▶ **Stated task**
Search the data for the word "name" and copy every line where it occurs.

▶ **Items listed in a dataset**
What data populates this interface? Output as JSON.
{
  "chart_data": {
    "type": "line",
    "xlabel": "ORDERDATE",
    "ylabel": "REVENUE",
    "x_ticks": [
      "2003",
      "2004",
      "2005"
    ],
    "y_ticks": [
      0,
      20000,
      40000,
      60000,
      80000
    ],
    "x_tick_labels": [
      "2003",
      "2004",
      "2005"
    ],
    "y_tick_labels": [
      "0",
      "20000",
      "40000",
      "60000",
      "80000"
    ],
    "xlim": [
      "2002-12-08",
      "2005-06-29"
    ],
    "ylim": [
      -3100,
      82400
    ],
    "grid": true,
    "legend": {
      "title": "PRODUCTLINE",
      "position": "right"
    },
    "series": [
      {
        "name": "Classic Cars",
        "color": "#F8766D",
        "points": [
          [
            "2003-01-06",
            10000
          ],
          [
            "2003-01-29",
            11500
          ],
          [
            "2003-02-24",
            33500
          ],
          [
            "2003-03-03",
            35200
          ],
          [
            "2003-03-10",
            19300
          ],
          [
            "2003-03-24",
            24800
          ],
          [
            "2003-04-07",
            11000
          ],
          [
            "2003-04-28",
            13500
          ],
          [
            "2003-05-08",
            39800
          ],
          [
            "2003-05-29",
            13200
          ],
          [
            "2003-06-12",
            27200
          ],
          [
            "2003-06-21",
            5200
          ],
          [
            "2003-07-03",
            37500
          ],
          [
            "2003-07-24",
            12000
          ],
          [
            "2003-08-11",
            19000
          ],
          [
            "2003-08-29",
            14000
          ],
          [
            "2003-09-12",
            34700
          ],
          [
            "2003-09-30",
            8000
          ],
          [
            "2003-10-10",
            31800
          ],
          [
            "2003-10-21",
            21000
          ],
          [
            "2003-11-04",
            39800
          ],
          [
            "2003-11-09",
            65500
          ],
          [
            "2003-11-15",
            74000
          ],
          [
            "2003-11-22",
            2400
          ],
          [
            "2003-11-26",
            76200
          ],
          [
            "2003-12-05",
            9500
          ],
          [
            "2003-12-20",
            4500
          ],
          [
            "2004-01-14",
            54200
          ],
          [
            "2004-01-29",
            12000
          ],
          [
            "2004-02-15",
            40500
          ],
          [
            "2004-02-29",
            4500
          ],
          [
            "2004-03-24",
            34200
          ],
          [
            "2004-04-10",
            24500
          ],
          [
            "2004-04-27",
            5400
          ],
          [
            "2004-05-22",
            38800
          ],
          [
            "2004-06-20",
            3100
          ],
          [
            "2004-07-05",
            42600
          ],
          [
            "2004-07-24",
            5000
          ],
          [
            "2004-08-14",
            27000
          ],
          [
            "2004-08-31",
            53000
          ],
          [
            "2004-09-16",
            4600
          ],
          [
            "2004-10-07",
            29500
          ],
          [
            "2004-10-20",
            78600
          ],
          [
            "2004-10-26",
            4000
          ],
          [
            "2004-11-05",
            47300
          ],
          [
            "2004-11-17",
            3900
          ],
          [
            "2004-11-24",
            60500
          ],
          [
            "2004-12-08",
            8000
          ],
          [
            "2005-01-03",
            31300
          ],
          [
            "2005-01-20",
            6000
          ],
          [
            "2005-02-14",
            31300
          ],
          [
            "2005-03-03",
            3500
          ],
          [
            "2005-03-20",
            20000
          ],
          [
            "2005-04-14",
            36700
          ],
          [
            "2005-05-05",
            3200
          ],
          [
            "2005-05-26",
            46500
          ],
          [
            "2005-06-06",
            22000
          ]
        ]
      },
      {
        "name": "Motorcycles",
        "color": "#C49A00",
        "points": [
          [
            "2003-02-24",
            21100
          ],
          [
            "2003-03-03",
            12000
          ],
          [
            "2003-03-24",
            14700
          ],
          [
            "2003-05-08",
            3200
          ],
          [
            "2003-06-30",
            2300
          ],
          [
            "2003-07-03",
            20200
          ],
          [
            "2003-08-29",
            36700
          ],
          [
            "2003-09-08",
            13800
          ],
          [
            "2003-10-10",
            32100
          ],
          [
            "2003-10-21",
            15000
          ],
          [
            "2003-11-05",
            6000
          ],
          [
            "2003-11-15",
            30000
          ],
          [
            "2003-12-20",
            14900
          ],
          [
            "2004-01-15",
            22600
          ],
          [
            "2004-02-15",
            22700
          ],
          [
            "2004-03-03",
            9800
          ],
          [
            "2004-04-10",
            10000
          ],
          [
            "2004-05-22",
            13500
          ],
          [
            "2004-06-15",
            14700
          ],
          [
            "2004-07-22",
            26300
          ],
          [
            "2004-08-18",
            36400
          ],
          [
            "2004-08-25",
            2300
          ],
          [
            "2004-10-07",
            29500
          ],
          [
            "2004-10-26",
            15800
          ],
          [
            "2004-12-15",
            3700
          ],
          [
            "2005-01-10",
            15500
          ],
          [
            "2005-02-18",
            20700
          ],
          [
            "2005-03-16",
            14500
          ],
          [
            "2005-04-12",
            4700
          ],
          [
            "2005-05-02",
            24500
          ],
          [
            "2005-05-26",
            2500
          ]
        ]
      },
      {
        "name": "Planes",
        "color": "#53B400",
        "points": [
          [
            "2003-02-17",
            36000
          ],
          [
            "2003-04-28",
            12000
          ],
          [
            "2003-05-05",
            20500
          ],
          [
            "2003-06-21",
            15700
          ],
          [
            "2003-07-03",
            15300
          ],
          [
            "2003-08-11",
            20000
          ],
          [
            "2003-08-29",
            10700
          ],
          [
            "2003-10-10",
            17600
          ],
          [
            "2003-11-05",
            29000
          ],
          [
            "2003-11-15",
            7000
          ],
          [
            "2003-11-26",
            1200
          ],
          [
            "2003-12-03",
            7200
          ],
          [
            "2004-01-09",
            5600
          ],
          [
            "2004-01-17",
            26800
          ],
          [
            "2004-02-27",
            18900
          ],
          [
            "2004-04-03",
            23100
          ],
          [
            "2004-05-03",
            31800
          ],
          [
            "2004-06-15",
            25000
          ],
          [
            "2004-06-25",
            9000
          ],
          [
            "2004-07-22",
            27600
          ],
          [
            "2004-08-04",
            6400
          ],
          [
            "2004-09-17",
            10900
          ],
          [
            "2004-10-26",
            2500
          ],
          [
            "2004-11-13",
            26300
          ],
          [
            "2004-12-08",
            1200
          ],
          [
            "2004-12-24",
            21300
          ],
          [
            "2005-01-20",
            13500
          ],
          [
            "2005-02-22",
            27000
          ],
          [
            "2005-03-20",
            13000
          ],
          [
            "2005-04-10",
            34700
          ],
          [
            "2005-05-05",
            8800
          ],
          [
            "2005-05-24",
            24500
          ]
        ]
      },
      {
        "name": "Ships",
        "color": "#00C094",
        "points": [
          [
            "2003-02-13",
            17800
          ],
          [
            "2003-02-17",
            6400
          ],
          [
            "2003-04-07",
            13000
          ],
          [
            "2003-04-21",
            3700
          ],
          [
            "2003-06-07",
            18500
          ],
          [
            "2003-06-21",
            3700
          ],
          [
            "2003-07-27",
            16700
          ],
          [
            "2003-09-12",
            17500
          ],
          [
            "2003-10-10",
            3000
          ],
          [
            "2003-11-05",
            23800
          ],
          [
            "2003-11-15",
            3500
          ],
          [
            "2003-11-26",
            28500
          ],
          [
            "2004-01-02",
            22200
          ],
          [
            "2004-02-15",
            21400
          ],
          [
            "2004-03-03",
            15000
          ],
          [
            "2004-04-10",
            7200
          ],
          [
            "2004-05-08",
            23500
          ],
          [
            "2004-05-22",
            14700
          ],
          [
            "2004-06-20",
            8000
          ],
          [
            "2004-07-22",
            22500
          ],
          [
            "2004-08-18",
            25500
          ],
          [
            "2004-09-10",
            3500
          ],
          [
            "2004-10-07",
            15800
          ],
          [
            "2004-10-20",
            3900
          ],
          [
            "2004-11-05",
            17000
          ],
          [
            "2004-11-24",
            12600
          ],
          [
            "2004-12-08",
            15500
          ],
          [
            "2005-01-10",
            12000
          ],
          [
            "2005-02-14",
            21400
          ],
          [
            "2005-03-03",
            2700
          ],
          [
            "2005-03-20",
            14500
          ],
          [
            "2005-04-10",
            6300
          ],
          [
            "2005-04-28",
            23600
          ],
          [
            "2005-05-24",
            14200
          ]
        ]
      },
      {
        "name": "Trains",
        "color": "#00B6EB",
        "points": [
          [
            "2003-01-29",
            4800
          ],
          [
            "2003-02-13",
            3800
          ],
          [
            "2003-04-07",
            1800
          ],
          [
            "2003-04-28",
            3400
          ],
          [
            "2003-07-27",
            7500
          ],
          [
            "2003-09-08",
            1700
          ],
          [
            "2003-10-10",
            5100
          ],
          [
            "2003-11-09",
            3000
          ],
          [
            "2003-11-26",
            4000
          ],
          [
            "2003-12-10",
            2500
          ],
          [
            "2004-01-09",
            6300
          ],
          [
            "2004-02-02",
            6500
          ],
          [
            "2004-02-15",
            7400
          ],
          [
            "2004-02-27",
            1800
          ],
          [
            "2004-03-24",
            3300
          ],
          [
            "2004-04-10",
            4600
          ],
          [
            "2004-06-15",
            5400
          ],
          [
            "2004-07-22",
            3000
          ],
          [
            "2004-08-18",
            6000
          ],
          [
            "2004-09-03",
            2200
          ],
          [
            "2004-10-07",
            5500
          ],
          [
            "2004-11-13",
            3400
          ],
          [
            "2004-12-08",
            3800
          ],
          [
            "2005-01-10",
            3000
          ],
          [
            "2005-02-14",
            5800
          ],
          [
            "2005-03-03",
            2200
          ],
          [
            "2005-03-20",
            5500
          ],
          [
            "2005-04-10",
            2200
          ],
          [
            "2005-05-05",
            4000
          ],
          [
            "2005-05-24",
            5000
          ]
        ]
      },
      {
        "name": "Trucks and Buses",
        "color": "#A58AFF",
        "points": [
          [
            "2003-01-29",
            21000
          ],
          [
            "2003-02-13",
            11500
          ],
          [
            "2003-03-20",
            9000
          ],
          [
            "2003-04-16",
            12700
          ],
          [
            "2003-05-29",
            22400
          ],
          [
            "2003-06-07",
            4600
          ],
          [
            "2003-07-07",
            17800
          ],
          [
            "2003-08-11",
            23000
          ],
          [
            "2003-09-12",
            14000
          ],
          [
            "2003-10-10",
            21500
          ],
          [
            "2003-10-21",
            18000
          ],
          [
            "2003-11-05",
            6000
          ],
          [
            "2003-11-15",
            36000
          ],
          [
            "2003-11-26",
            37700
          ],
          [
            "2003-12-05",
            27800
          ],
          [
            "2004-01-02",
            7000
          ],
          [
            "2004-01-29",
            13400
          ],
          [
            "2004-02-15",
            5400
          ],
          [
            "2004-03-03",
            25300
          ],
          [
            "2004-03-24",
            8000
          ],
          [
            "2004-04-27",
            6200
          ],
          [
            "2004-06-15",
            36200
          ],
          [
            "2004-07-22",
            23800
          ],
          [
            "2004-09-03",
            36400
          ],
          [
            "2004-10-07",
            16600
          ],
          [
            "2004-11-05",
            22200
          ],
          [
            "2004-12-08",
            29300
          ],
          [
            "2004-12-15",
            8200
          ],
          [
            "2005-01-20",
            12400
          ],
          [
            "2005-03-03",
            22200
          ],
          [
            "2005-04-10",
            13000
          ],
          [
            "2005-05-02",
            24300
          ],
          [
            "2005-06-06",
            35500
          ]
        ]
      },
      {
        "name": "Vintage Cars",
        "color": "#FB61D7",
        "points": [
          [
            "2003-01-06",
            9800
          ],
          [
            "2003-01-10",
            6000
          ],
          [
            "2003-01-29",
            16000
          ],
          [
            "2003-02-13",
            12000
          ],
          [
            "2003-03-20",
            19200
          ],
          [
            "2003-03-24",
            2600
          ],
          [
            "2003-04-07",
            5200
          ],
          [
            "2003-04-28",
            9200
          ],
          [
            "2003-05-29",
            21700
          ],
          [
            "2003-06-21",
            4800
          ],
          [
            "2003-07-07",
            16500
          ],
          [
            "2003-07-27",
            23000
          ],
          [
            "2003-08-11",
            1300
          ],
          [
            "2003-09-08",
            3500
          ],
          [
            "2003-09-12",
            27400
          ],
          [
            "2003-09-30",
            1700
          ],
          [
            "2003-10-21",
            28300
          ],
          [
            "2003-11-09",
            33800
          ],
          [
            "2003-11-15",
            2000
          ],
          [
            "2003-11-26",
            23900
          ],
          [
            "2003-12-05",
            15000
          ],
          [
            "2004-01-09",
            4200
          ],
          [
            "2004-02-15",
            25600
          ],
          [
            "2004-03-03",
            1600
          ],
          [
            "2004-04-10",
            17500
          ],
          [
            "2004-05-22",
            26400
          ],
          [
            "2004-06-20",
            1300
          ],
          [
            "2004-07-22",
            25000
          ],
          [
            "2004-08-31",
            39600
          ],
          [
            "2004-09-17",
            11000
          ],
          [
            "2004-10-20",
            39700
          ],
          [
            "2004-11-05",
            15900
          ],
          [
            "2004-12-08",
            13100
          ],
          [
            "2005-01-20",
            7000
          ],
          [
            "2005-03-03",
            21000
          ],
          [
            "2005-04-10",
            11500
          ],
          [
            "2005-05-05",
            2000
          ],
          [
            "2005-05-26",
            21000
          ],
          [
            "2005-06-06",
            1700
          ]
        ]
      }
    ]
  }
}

▶ **Correct answer**
        "name": "Classic Cars",
        "name": "Motorcycles",
        "name": "Planes",
        "name": "Ships",
        "name": "Trains",
        "name": "Trucks and Buses",
        "name": "Vintage Cars",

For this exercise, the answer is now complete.